Task: It would help if you retyped the data exactly, leaving out the pictures.

Document page text data:
——————

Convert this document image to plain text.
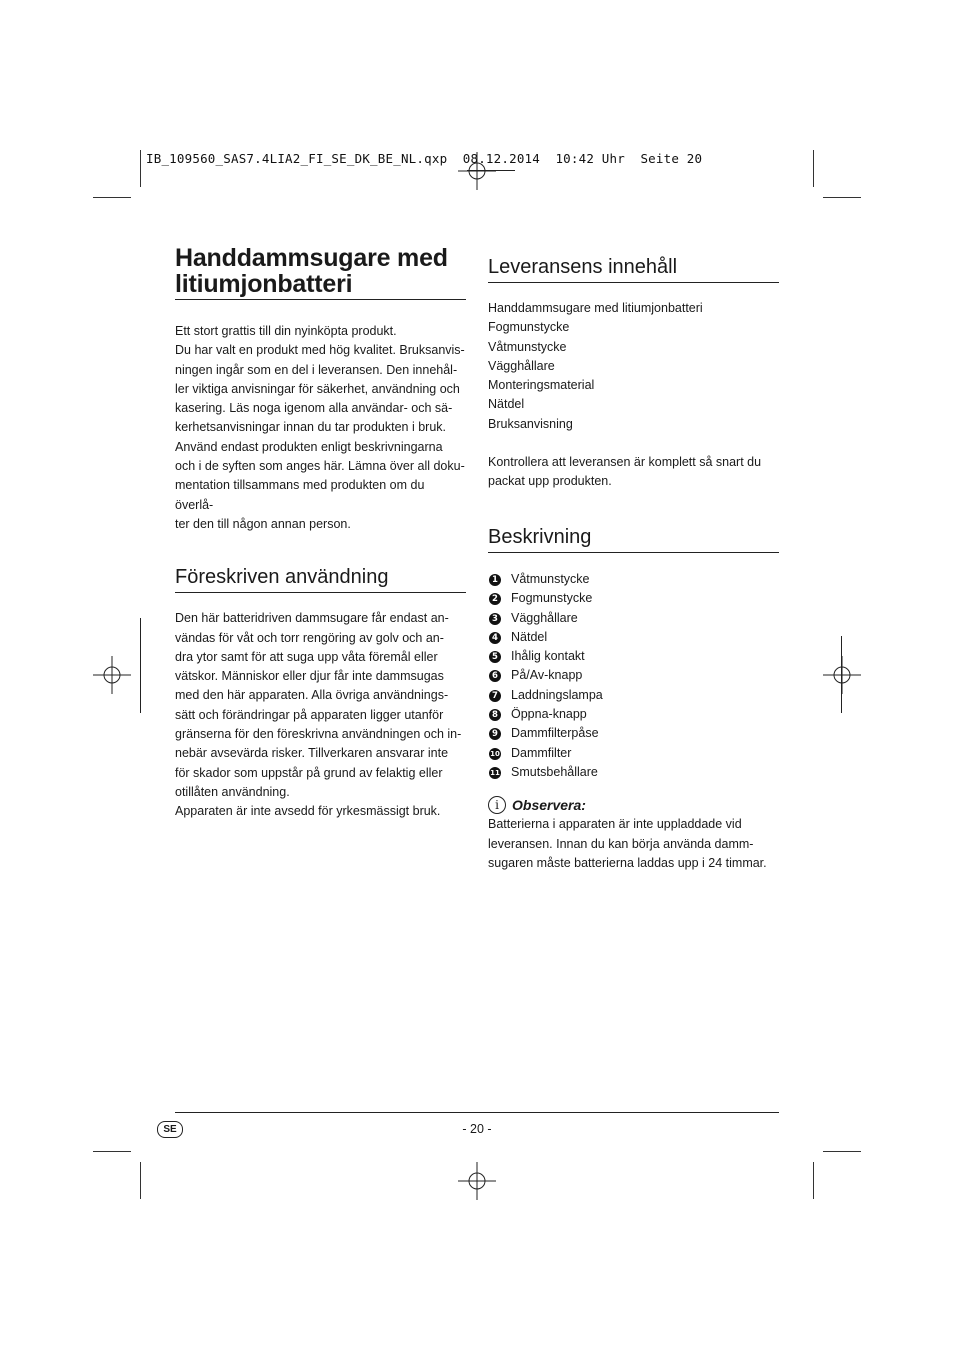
IB_109560_SAS7.4LIA2_FI_SE_DK_BE_NL.qxp  08.12.2014  10:42 Uhr  Seite 20
Handdammsugare med litiumjonbatteri

Ett stort grattis till din nyinköpta produkt.

Du har valt en produkt med hög kvalitet. Bruksanvis-

ningen ingår som en del i leveransen. Den innehål-

ler viktiga anvisningar för säkerhet, användning och

kasering. Läs noga igenom alla användar- och sä-

kerhetsanvisningar innan du tar produkten i bruk.

Använd endast produkten enligt beskrivningarna

och i de syften som anges här. Lämna över all doku-

mentation tillsammans med produkten om du överlå-

ter den till någon annan person.

Föreskriven användning

Den här batteridriven dammsugare får endast an-

vändas för våt och torr rengöring av golv och an-

dra ytor samt för att suga upp våta föremål eller

vätskor. Människor eller djur får inte dammsugas

med den här apparaten. Alla övriga användnings-

sätt och förändringar på apparaten ligger utanför

gränserna för den föreskrivna användningen och in-

nebär avsevärda risker. Tillverkaren ansvarar inte

för skador som uppstår på grund av felaktig eller

otillåten användning.

Apparaten är inte avsedd för yrkesmässigt bruk.

Leveransens innehåll
Handdammsugare med litiumjonbatteri
Fogmunstycke
Våtmunstycke
Vägghållare
Monteringsmaterial
Nätdel
Bruksanvisning

Kontrollera att leveransen är komplett så snart du

packat upp produkten.

Beskrivning
1 Våtmunstycke
2 Fogmunstycke
3 Vägghållare
4 Nätdel
5 Ihålig kontakt
6 På/Av-knapp
7 Laddningslampa
8 Öppna-knapp
9 Dammfilterpåse
10 Dammfilter
11 Smutsbehållare
i Observera:

Batterierna i apparaten är inte uppladdade vid

leveransen. Innan du kan börja använda damm-

sugaren måste batterierna laddas upp i 24 timmar.

SE	- 20 -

——————

Answer to this exercise:
Convert this document image to plain text.
IB_109560_SAS7.4LIA2_FI_SE_DK_BE_NL.qxp  08.12.2014  10:42 Uhr  Seite 20
Handdammsugare med litiumjonbatteri

Ett stort grattis till din nyinköpta produkt.

Du har valt en produkt med hög kvalitet. Bruksanvis-

ningen ingår som en del i leveransen. Den innehål-

ler viktiga anvisningar för säkerhet, användning och

kasering. Läs noga igenom alla användar- och sä-

kerhetsanvisningar innan du tar produkten i bruk.

Använd endast produkten enligt beskrivningarna

och i de syften som anges här. Lämna över all doku-

mentation tillsammans med produkten om du överlå-

ter den till någon annan person.

Föreskriven användning

Den här batteridriven dammsugare får endast an-

vändas för våt och torr rengöring av golv och an-

dra ytor samt för att suga upp våta föremål eller

vätskor. Människor eller djur får inte dammsugas

med den här apparaten. Alla övriga användnings-

sätt och förändringar på apparaten ligger utanför

gränserna för den föreskrivna användningen och in-

nebär avsevärda risker. Tillverkaren ansvarar inte

för skador som uppstår på grund av felaktig eller

otillåten användning.

Apparaten är inte avsedd för yrkesmässigt bruk.

Leveransens innehåll
Handdammsugare med litiumjonbatteri
Fogmunstycke
Våtmunstycke
Vägghållare
Monteringsmaterial
Nätdel
Bruksanvisning

Kontrollera att leveransen är komplett så snart du

packat upp produkten.

Beskrivning
1 Våtmunstycke
2 Fogmunstycke
3 Vägghållare
4 Nätdel
5 Ihålig kontakt
6 På/Av-knapp
7 Laddningslampa
8 Öppna-knapp
9 Dammfilterpåse
10 Dammfilter
11 Smutsbehållare
i Observera:

Batterierna i apparaten är inte uppladdade vid

leveransen. Innan du kan börja använda damm-

sugaren måste batterierna laddas upp i 24 timmar.

SE	- 20 -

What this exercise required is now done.